◆ **EXERCISE GOAL**: Return all lines from the listing below in which the string "الرازي" occurs.
=== DATA ROWS ===
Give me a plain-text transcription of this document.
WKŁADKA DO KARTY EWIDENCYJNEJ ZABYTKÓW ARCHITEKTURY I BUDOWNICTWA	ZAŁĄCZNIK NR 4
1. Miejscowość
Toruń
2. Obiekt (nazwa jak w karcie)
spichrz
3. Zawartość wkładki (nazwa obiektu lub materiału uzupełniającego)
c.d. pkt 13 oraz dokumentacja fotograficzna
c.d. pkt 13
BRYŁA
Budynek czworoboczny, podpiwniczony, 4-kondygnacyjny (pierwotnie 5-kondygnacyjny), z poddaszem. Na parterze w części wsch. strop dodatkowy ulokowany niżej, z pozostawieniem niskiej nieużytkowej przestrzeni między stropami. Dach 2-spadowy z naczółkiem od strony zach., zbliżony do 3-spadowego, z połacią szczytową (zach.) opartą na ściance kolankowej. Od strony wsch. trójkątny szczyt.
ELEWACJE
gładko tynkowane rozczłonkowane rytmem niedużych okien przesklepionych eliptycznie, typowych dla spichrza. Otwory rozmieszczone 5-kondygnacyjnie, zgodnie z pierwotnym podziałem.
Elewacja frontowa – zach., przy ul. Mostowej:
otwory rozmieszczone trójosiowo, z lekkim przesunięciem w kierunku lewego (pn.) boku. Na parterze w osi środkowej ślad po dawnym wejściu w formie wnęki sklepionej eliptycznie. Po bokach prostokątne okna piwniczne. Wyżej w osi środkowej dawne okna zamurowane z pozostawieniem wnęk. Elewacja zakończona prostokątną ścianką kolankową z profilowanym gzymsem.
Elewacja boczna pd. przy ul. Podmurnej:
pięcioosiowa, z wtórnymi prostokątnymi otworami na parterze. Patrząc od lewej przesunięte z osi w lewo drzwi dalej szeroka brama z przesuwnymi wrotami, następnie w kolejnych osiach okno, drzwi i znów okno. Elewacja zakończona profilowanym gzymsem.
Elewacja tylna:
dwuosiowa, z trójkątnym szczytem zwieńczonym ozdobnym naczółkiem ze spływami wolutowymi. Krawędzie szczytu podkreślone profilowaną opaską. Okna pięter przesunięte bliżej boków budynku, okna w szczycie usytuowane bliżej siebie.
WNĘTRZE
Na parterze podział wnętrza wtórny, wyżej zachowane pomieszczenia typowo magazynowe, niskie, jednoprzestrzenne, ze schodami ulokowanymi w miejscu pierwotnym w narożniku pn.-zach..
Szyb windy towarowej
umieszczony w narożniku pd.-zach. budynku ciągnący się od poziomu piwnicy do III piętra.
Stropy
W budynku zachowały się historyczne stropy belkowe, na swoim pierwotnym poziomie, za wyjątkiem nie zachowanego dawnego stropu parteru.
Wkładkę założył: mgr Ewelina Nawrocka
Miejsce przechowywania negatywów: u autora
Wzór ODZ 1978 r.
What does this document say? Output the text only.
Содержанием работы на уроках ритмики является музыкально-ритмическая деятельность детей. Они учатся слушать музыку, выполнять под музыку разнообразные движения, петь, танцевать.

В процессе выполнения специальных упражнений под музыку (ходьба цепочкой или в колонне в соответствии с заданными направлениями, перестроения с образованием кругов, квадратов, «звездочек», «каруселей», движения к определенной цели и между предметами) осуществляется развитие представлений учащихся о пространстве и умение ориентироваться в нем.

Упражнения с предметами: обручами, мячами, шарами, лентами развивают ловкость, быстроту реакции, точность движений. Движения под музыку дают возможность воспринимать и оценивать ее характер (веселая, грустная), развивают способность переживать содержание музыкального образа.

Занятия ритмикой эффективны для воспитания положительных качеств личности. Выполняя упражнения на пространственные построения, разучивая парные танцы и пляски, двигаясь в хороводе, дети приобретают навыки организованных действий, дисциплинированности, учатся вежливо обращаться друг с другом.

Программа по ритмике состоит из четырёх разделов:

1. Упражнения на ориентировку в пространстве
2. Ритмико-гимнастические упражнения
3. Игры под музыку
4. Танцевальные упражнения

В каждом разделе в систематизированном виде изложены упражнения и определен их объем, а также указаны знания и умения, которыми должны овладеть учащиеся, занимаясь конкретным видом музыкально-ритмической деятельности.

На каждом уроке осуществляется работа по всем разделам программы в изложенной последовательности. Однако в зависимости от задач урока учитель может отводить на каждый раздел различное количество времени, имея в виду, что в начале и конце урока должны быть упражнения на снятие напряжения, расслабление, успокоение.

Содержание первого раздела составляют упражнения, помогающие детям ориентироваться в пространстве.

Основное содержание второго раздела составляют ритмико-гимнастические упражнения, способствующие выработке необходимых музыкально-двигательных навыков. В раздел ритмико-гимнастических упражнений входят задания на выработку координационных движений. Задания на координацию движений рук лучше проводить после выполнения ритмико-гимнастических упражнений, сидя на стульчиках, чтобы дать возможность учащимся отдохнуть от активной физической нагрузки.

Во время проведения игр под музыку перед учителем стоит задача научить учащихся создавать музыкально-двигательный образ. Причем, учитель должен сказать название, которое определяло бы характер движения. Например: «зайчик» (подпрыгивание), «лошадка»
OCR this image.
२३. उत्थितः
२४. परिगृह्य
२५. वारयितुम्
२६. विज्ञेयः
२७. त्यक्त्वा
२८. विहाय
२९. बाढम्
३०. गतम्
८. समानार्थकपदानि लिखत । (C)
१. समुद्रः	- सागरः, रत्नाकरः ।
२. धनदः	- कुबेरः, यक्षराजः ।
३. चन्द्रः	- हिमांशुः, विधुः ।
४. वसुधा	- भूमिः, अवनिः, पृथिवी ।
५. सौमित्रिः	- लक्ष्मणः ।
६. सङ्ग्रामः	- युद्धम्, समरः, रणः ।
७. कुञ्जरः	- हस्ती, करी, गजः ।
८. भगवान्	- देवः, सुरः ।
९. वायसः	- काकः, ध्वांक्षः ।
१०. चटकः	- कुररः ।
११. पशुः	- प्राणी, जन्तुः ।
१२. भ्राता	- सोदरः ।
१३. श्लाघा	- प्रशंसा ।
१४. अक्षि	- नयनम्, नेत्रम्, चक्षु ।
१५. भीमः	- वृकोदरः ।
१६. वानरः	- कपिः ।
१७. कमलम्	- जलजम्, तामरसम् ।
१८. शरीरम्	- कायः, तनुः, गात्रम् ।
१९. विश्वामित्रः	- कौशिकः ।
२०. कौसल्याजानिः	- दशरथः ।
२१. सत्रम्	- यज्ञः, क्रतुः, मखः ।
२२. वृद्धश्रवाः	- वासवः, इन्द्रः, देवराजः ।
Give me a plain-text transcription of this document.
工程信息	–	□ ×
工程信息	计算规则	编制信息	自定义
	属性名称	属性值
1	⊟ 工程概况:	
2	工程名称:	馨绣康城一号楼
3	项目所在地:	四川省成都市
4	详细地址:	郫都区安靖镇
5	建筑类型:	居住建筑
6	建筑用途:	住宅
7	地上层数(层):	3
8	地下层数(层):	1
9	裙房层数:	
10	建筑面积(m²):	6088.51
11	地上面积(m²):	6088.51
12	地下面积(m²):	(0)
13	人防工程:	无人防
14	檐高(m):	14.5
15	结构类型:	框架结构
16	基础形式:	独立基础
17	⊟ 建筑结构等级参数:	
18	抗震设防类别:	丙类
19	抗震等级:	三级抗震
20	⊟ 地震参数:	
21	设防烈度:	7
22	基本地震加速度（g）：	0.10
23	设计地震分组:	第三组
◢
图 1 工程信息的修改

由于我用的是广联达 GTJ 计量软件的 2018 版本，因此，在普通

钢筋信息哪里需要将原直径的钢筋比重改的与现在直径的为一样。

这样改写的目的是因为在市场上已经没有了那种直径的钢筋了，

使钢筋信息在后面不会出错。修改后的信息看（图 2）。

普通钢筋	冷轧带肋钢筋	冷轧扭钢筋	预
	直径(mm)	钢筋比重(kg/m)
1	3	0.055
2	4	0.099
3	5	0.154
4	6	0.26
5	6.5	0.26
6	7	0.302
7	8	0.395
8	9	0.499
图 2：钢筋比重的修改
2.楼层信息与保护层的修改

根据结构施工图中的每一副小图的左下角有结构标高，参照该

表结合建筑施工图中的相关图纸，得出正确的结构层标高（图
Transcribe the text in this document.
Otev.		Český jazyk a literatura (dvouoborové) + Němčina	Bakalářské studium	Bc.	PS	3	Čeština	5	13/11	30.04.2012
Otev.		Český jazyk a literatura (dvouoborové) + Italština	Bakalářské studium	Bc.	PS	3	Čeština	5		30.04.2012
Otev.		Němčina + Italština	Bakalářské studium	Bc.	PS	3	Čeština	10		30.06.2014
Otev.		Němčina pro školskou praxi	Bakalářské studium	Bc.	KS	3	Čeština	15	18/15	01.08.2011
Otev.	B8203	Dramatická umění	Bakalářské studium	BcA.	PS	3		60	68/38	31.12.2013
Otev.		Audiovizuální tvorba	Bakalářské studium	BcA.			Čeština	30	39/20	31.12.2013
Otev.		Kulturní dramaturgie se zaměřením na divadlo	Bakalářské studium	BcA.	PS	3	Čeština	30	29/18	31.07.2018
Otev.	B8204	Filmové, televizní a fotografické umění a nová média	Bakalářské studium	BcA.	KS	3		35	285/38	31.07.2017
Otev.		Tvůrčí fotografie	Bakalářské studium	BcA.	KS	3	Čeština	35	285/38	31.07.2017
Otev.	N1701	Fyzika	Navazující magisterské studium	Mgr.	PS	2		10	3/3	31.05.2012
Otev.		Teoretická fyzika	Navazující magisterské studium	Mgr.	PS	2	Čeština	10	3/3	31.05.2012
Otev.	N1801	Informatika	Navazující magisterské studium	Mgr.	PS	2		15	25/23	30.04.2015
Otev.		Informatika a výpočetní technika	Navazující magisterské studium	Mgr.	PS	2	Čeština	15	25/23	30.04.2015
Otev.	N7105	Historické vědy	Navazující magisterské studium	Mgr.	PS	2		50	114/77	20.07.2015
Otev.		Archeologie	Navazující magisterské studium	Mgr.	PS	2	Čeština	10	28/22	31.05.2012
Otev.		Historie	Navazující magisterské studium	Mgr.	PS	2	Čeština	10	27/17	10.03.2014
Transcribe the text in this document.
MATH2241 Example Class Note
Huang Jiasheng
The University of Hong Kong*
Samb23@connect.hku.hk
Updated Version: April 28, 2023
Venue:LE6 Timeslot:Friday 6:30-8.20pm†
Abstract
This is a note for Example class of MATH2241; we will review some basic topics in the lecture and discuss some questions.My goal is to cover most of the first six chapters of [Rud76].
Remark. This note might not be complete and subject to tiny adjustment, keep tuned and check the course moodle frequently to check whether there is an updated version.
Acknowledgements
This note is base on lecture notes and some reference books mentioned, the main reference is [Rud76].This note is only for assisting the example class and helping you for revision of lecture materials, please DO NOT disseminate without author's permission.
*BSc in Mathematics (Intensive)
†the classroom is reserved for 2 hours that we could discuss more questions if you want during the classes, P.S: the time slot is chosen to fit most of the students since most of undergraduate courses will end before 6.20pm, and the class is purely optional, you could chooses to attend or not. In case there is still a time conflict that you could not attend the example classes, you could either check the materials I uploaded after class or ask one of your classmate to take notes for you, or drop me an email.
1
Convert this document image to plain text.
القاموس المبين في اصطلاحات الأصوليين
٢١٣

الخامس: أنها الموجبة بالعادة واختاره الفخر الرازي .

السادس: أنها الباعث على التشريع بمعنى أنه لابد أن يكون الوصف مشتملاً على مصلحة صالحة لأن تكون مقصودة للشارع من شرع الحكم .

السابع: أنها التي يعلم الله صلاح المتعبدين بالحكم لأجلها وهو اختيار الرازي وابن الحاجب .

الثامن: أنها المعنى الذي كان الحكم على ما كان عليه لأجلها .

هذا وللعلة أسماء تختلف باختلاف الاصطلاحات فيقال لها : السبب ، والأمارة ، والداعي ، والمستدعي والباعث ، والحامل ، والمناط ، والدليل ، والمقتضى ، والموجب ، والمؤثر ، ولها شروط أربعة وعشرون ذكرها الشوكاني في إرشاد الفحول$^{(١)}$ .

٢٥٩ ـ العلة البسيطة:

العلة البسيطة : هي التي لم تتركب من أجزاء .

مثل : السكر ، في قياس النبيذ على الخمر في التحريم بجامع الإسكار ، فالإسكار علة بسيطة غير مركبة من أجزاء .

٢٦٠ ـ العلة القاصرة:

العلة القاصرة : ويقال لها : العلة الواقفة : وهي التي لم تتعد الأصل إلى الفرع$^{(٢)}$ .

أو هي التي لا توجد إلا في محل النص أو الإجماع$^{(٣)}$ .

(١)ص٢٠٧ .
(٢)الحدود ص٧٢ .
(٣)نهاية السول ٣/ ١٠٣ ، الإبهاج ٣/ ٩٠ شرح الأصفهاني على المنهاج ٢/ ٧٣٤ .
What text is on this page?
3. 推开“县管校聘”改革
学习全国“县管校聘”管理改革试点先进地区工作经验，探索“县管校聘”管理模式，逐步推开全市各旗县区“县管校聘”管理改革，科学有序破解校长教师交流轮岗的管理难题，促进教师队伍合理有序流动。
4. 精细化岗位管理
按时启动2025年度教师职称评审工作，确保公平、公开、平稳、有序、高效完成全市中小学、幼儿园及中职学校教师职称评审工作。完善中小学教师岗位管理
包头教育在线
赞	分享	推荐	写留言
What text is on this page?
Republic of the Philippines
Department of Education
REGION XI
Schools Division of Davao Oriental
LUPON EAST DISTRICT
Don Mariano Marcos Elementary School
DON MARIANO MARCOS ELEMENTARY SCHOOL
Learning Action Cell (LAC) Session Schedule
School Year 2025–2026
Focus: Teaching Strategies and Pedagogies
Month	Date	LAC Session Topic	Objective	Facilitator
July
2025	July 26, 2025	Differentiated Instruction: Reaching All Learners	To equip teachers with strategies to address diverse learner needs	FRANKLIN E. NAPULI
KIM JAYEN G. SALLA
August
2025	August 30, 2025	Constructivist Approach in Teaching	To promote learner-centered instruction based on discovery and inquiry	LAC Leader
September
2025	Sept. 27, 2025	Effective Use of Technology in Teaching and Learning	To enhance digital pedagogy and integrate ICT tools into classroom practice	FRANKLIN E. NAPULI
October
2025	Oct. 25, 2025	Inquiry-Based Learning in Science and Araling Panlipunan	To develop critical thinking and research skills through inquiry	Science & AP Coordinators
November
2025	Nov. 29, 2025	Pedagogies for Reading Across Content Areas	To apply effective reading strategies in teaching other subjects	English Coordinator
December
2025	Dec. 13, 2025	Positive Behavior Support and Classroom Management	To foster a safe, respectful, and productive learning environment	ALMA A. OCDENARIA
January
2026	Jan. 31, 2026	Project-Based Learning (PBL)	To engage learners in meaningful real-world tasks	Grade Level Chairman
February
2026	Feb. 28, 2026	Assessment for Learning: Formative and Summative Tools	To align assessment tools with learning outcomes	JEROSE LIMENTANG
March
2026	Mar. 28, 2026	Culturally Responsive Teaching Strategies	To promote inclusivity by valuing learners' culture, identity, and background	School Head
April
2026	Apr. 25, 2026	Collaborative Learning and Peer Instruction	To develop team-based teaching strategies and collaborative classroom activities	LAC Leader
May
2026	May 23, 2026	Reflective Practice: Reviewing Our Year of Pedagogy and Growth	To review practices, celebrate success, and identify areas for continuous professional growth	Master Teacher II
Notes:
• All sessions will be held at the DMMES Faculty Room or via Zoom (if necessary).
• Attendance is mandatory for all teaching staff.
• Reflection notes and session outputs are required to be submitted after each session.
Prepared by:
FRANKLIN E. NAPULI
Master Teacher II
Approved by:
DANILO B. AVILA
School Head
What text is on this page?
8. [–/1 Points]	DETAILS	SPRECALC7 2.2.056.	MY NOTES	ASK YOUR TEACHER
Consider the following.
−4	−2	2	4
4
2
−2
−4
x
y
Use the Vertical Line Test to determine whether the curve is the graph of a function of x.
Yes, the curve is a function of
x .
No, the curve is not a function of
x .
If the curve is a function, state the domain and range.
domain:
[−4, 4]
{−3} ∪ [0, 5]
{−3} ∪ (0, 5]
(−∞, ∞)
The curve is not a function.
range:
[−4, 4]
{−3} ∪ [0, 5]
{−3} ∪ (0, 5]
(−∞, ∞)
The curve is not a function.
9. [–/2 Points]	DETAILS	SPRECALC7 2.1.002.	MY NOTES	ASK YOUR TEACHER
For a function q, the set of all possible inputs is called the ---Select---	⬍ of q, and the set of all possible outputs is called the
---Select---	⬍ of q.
===
◆ **TASK OUTPUT**:
الخامس: أنها الموجبة بالعادة واختاره الفخر الرازي .
السابع: أنها التي يعلم الله صلاح المتعبدين بالحكم لأجلها وهو اختيار الرازي وابن الحاجب .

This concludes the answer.